Every entry below should be transcribed exactly; pictures stay out of the copy.

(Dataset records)

* Begin *

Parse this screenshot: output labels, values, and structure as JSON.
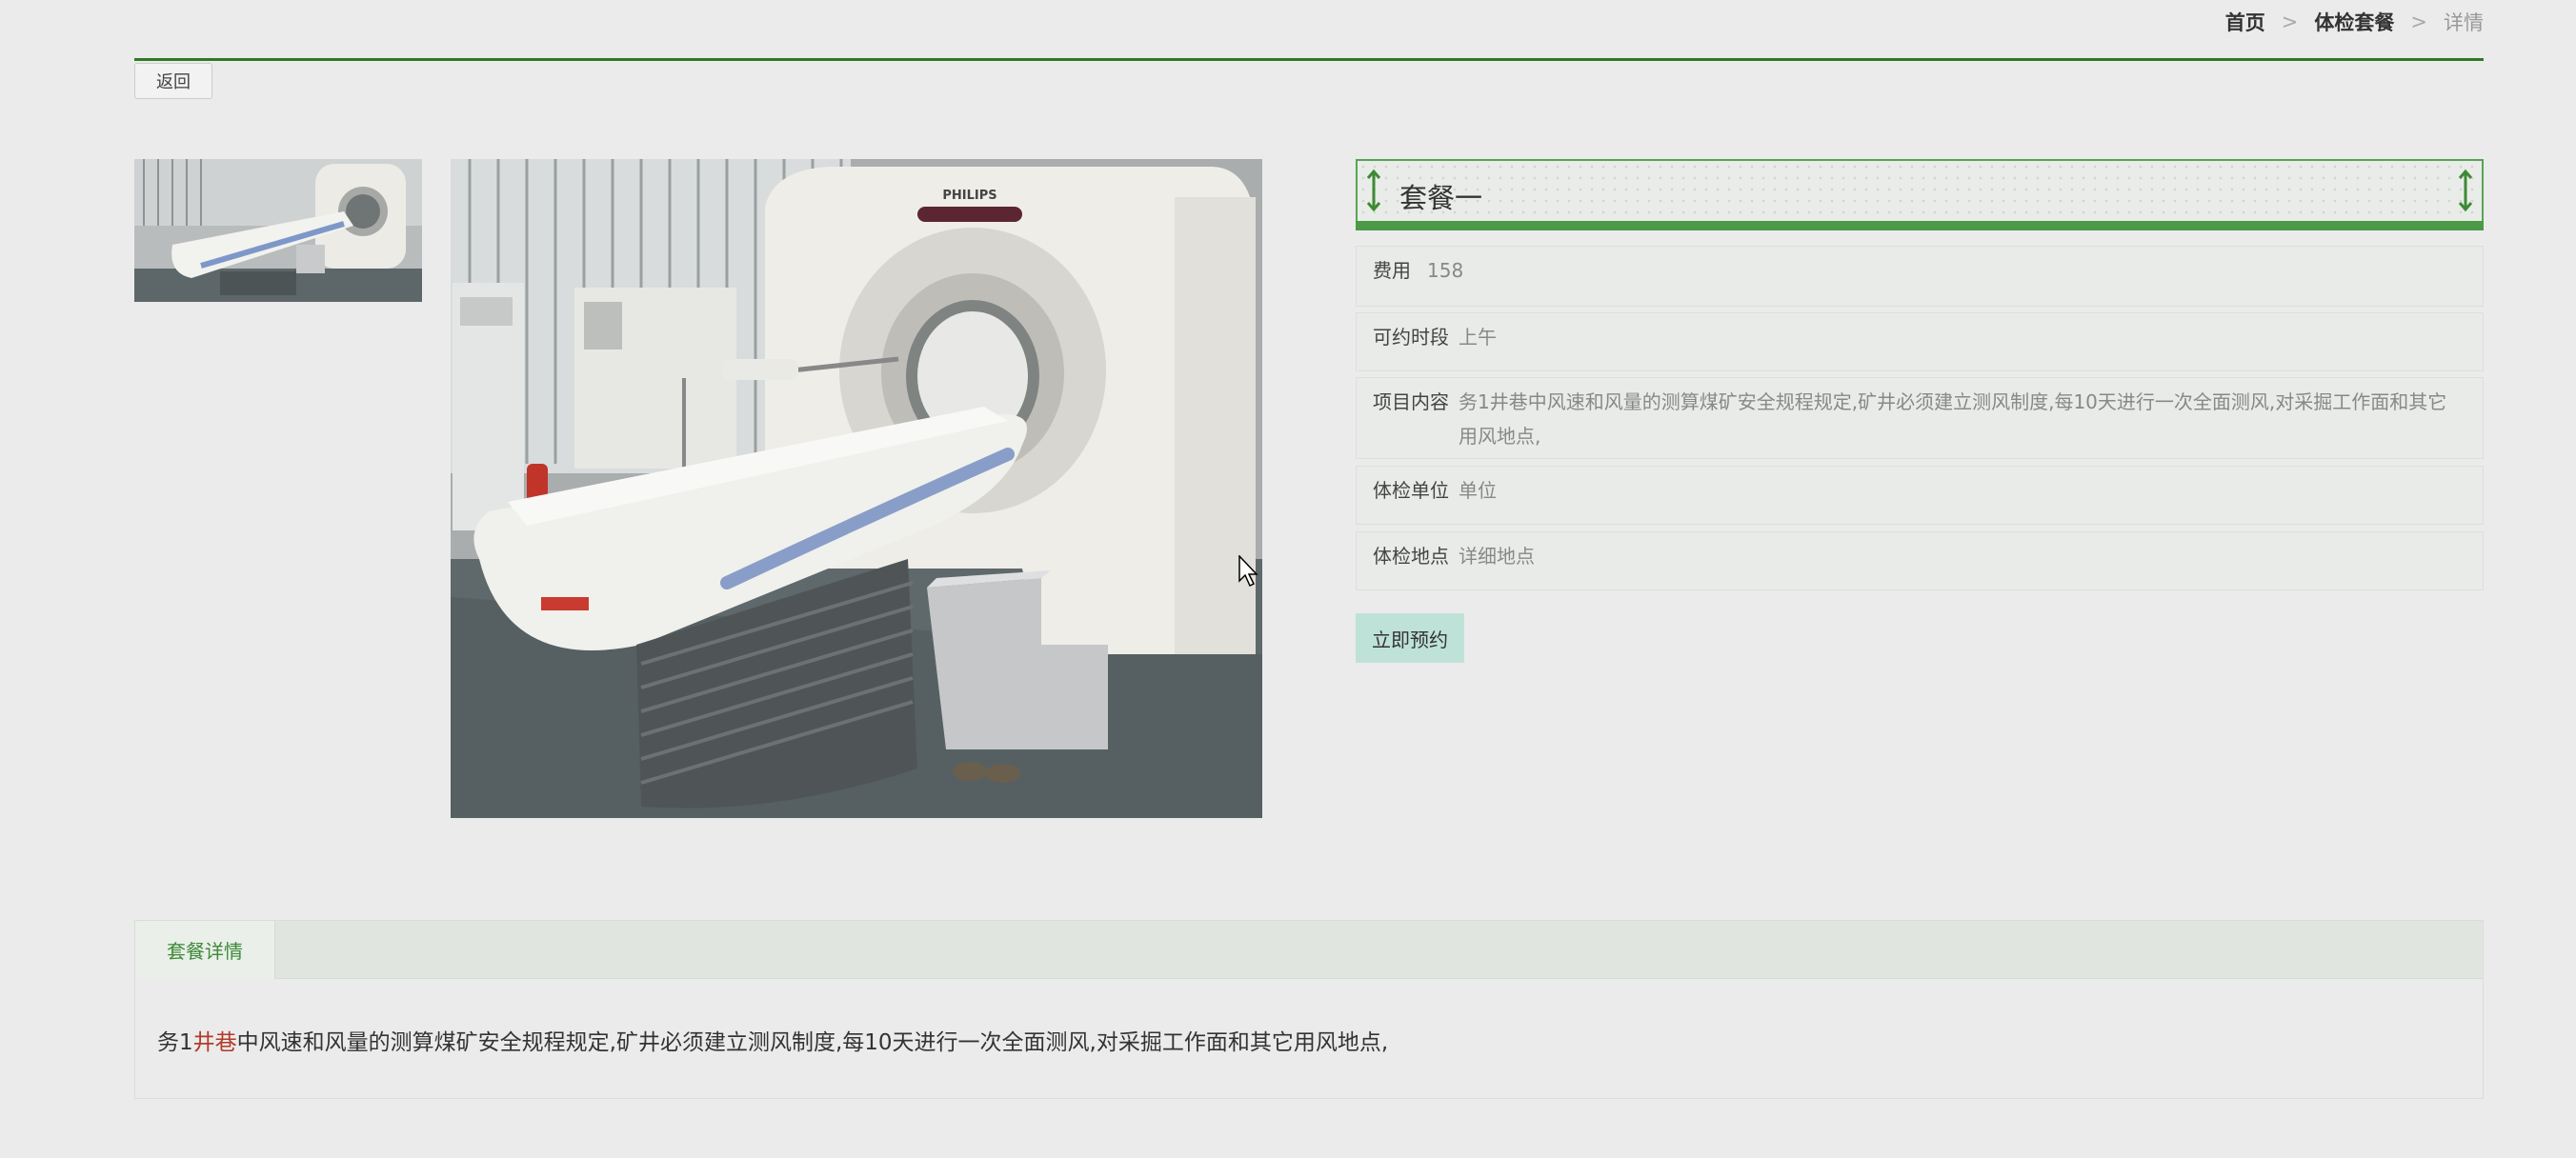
{
  "breadcrumb": {
    "home": "首页",
    "sep1": ">",
    "packages": "体检套餐",
    "sep2": ">",
    "current": "详情"
  },
  "back_label": "返回",
  "package": {
    "name": "套餐一",
    "fields": [
      {
        "label": "费用",
        "value": "158"
      },
      {
        "label": "可约时段",
        "value": "上午"
      },
      {
        "label": "项目内容",
        "value": "务1井巷中风速和风量的测算煤矿安全规程规定,矿井必须建立测风制度,每10天进行一次全面测风,对采掘工作面和其它用风地点,"
      },
      {
        "label": "体检单位",
        "value": "单位"
      },
      {
        "label": "体检地点",
        "value": "详细地点"
      }
    ],
    "book_label": "立即预约"
  },
  "images": {
    "brand_text": "PHILIPS"
  },
  "detail": {
    "tab_label": "套餐详情",
    "content_before": "务1",
    "content_highlight": "井巷",
    "content_after": "中风速和风量的测算煤矿安全规程规定,矿井必须建立测风制度,每10天进行一次全面测风,对采掘工作面和其它用风地点,"
  },
  "colors": {
    "accent_green": "#2f7a25",
    "title_bar_green": "#4b9a45",
    "book_button_bg": "#bfe2d8",
    "highlight_red": "#b23a2a"
  }
}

* End *

> EXERCISE RESPONSE:
Parse this screenshot: output labels, values, and structure as JSON.
{
  "breadcrumb": {
    "home": "首页",
    "sep1": ">",
    "packages": "体检套餐",
    "sep2": ">",
    "current": "详情"
  },
  "back_label": "返回",
  "package": {
    "name": "套餐一",
    "fields": [
      {
        "label": "费用",
        "value": "158"
      },
      {
        "label": "可约时段",
        "value": "上午"
      },
      {
        "label": "项目内容",
        "value": "务1井巷中风速和风量的测算煤矿安全规程规定,矿井必须建立测风制度,每10天进行一次全面测风,对采掘工作面和其它用风地点,"
      },
      {
        "label": "体检单位",
        "value": "单位"
      },
      {
        "label": "体检地点",
        "value": "详细地点"
      }
    ],
    "book_label": "立即预约"
  },
  "images": {
    "brand_text": "PHILIPS"
  },
  "detail": {
    "tab_label": "套餐详情",
    "content_before": "务1",
    "content_highlight": "井巷",
    "content_after": "中风速和风量的测算煤矿安全规程规定,矿井必须建立测风制度,每10天进行一次全面测风,对采掘工作面和其它用风地点,"
  },
  "colors": {
    "accent_green": "#2f7a25",
    "title_bar_green": "#4b9a45",
    "book_button_bg": "#bfe2d8",
    "highlight_red": "#b23a2a"
  }
}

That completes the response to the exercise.